> [What you are asked to do]: Drop the pictures, then extract the listing word for word.

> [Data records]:
---+---

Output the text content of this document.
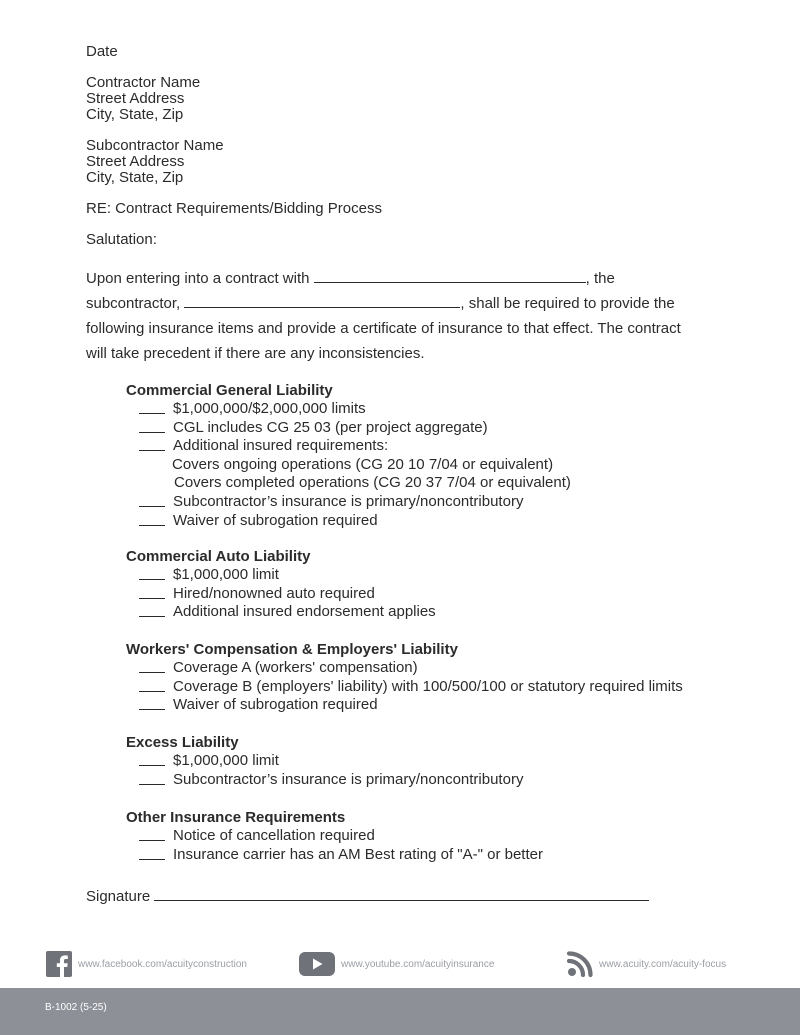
Date
Contractor Name
Street Address
City, State, Zip
Subcontractor Name
Street Address
City, State, Zip
RE: Contract Requirements/Bidding Process
Salutation:
Upon entering into a contract with	, the
subcontractor,	, shall be required to provide the
following insurance items and provide a certificate of insurance to that effect. The contract
will take precedent if there are any inconsistencies.
Commercial General Liability
$1,000,000/$2,000,000 limits
CGL includes CG 25 03 (per project aggregate)
Additional insured requirements:
Covers ongoing operations (CG 20 10 7/04 or equivalent)
Covers completed operations (CG 20 37 7/04 or equivalent)
Subcontractor’s insurance is primary/noncontributory
Waiver of subrogation required
Commercial Auto Liability
$1,000,000 limit
Hired/nonowned auto required
Additional insured endorsement applies
Workers' Compensation & Employers' Liability
Coverage A (workers' compensation)
Coverage B (employers' liability) with 100/500/100 or statutory required limits
Waiver of subrogation required
Excess Liability
$1,000,000 limit
Subcontractor’s insurance is primary/noncontributory
Other Insurance Requirements
Notice of cancellation required
Insurance carrier has an AM Best rating of "A-" or better
Signature
www.facebook.com/acuityconstruction	www.youtube.com/acuityinsurance	www.acuity.com/acuity-focus
B-1002 (5-25)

---+---

> [Answer in full]:
Output the text content of this document.
Date
Contractor Name
Street Address
City, State, Zip
Subcontractor Name
Street Address
City, State, Zip
RE: Contract Requirements/Bidding Process
Salutation:
Upon entering into a contract with	, the
subcontractor,	, shall be required to provide the
following insurance items and provide a certificate of insurance to that effect. The contract
will take precedent if there are any inconsistencies.
Commercial General Liability
$1,000,000/$2,000,000 limits
CGL includes CG 25 03 (per project aggregate)
Additional insured requirements:
Covers ongoing operations (CG 20 10 7/04 or equivalent)
Covers completed operations (CG 20 37 7/04 or equivalent)
Subcontractor’s insurance is primary/noncontributory
Waiver of subrogation required
Commercial Auto Liability
$1,000,000 limit
Hired/nonowned auto required
Additional insured endorsement applies
Workers' Compensation & Employers' Liability
Coverage A (workers' compensation)
Coverage B (employers' liability) with 100/500/100 or statutory required limits
Waiver of subrogation required
Excess Liability
$1,000,000 limit
Subcontractor’s insurance is primary/noncontributory
Other Insurance Requirements
Notice of cancellation required
Insurance carrier has an AM Best rating of "A-" or better
Signature
www.facebook.com/acuityconstruction	www.youtube.com/acuityinsurance	www.acuity.com/acuity-focus
B-1002 (5-25)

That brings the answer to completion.